[Dataset records on visual material]
================
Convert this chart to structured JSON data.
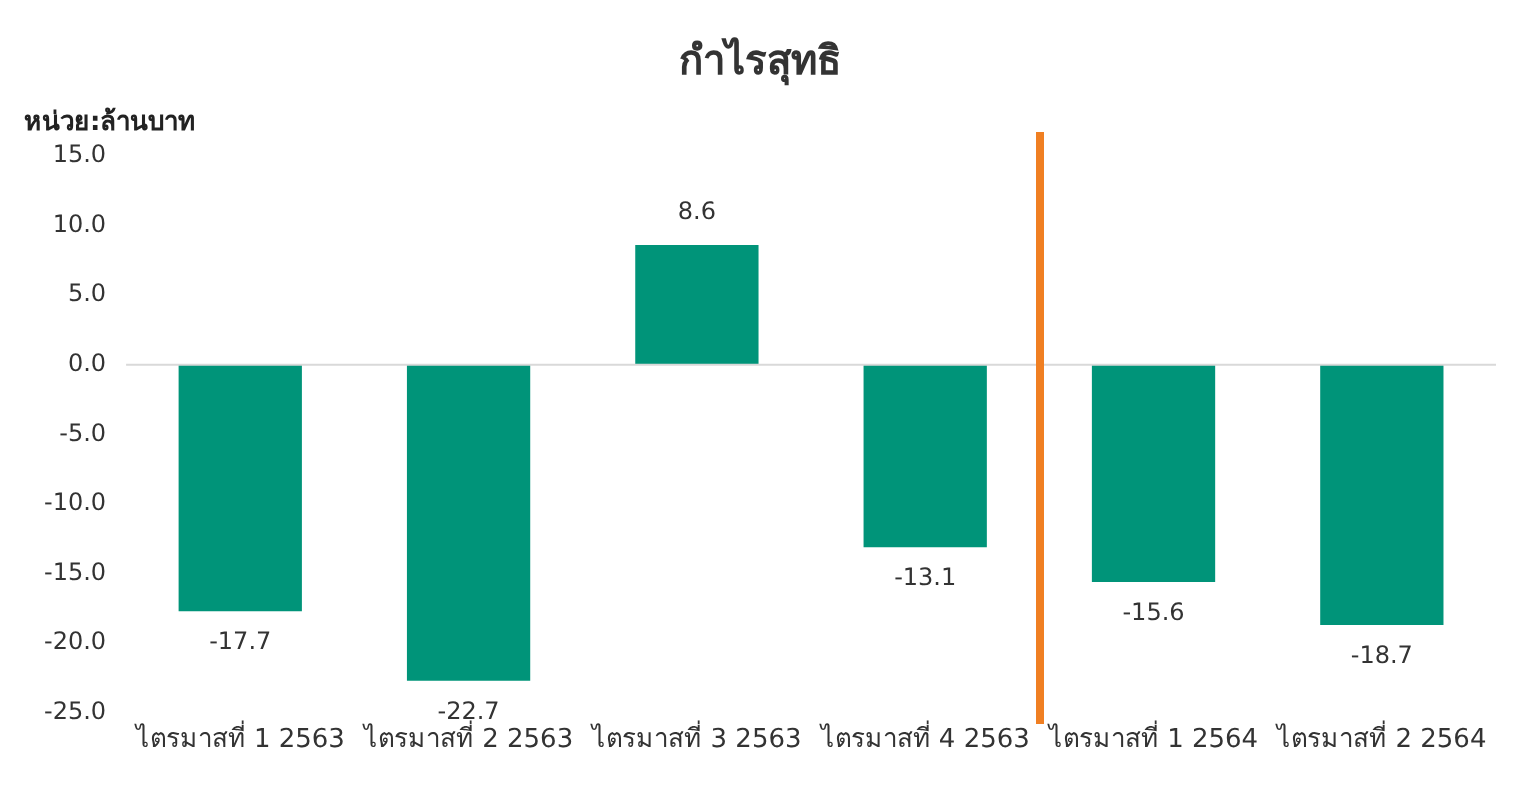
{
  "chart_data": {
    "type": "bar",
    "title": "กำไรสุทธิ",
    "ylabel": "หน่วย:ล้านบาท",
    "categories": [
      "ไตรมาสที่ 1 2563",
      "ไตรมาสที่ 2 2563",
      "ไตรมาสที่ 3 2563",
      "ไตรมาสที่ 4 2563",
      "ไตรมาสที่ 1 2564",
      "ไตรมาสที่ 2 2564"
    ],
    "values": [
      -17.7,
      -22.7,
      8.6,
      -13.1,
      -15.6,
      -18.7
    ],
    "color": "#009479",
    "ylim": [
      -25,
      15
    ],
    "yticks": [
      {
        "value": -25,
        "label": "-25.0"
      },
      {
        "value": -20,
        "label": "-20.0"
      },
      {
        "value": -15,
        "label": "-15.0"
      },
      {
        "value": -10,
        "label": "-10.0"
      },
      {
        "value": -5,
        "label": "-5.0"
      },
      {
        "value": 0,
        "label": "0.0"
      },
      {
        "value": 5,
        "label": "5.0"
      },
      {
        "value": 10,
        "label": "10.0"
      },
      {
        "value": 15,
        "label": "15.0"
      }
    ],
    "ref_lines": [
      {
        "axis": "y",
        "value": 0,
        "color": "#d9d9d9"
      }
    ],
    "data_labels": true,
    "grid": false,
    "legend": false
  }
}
================
▸ Exercise directions
Exclude the pictures. Write out the remaining data exactly.

▸ Correct result
Convert this chart to structured JSON data.
{
  "chart_data": {
    "type": "bar",
    "title": "กำไรสุทธิ",
    "ylabel": "หน่วย:ล้านบาท",
    "categories": [
      "ไตรมาสที่ 1 2563",
      "ไตรมาสที่ 2 2563",
      "ไตรมาสที่ 3 2563",
      "ไตรมาสที่ 4 2563",
      "ไตรมาสที่ 1 2564",
      "ไตรมาสที่ 2 2564"
    ],
    "values": [
      -17.7,
      -22.7,
      8.6,
      -13.1,
      -15.6,
      -18.7
    ],
    "color": "#009479",
    "ylim": [
      -25,
      15
    ],
    "yticks": [
      {
        "value": -25,
        "label": "-25.0"
      },
      {
        "value": -20,
        "label": "-20.0"
      },
      {
        "value": -15,
        "label": "-15.0"
      },
      {
        "value": -10,
        "label": "-10.0"
      },
      {
        "value": -5,
        "label": "-5.0"
      },
      {
        "value": 0,
        "label": "0.0"
      },
      {
        "value": 5,
        "label": "5.0"
      },
      {
        "value": 10,
        "label": "10.0"
      },
      {
        "value": 15,
        "label": "15.0"
      }
    ],
    "ref_lines": [
      {
        "axis": "y",
        "value": 0,
        "color": "#d9d9d9"
      }
    ],
    "data_labels": true,
    "grid": false,
    "legend": false
  }
}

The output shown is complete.